■ Task prompt ■
Pull out every line with the word "store" from the entries below.

■ Information shown ■
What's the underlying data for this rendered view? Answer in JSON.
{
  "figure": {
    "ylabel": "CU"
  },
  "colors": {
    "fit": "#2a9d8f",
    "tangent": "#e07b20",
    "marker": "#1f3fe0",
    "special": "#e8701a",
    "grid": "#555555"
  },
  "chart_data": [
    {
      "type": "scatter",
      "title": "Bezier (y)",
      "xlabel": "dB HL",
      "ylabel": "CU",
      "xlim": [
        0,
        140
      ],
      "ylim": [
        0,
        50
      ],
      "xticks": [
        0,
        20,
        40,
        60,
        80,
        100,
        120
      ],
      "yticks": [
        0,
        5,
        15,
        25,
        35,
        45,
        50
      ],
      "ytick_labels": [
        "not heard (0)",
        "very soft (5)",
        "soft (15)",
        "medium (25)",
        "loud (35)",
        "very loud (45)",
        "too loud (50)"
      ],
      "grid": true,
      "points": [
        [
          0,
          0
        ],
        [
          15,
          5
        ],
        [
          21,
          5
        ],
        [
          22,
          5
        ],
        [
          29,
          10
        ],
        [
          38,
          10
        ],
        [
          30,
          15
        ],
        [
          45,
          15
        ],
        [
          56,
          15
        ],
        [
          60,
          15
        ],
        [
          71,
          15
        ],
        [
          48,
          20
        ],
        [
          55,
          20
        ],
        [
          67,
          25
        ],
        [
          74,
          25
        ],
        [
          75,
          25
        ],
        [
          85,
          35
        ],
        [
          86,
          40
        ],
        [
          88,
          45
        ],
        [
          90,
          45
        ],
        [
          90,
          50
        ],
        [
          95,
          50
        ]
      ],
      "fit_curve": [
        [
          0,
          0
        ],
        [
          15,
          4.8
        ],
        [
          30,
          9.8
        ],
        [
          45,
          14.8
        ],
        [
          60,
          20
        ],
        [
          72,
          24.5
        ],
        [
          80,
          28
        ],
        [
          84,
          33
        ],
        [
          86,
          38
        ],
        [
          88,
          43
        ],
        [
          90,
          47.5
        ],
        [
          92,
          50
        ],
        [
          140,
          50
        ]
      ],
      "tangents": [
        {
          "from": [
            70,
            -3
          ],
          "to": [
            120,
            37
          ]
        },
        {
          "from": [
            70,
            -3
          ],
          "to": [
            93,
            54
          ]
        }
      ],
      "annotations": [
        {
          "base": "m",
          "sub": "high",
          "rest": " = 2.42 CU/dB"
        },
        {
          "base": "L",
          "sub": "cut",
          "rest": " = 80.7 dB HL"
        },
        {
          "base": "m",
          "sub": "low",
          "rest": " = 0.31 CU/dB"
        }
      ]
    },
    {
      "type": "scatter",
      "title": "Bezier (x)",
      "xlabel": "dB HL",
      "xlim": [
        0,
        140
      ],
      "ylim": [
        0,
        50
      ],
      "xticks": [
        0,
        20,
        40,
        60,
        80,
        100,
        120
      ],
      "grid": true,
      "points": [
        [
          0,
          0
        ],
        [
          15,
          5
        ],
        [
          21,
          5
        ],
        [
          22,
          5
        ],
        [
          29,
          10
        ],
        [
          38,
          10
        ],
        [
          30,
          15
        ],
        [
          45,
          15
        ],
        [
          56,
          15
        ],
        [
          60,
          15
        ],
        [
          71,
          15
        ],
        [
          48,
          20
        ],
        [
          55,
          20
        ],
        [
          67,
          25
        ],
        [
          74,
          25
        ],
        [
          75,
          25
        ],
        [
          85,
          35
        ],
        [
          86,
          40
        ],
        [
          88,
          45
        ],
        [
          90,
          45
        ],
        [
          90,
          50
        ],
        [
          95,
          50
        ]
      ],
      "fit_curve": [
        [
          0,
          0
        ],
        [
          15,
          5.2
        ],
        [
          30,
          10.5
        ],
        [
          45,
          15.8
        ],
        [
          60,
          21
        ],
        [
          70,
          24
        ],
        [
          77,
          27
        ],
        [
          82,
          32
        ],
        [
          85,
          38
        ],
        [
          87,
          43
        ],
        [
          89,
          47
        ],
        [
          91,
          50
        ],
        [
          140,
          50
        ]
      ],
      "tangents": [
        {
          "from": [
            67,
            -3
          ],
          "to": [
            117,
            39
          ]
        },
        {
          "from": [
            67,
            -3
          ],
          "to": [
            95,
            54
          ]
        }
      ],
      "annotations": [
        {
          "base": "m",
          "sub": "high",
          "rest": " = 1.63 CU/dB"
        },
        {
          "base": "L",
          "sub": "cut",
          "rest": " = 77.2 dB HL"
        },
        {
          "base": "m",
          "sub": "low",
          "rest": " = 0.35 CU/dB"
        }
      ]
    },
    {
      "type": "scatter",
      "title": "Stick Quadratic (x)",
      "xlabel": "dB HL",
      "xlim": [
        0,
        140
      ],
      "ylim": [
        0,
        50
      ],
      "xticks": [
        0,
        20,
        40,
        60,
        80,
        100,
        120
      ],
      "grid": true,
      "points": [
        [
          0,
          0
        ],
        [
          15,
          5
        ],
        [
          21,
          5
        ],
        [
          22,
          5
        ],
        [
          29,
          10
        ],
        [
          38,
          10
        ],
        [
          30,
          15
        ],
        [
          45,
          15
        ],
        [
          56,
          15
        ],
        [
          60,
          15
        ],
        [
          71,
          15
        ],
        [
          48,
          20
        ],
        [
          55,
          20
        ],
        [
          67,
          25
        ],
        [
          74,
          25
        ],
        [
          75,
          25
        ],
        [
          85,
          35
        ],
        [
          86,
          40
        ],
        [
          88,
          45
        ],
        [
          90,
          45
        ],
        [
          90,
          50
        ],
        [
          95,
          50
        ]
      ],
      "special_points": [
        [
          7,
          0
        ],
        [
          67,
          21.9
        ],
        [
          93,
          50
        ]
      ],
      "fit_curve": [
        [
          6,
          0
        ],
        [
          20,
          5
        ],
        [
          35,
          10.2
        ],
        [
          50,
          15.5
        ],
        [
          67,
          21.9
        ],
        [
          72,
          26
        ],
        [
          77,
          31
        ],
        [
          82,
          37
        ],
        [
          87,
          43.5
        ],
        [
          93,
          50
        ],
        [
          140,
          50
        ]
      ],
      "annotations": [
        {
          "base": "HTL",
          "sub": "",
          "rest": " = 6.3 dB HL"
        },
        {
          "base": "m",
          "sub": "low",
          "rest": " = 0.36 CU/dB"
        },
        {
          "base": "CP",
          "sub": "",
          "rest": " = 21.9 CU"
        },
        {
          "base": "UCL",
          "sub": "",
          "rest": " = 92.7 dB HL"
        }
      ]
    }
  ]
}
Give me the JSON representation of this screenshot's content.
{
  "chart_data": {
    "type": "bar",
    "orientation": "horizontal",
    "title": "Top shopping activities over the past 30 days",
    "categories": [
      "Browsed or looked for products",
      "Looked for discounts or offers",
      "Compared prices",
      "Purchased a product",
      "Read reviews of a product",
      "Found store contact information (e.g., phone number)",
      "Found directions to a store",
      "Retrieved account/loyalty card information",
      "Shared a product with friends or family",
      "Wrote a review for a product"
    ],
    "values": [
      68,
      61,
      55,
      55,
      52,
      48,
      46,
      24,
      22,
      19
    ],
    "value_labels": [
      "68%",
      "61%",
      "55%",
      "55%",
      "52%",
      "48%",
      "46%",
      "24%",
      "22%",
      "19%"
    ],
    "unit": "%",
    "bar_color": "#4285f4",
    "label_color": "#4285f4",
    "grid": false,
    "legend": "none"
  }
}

■ Solution for this task ■
      "Found store contact information (e.g., phone number)",
      "Found directions to a store",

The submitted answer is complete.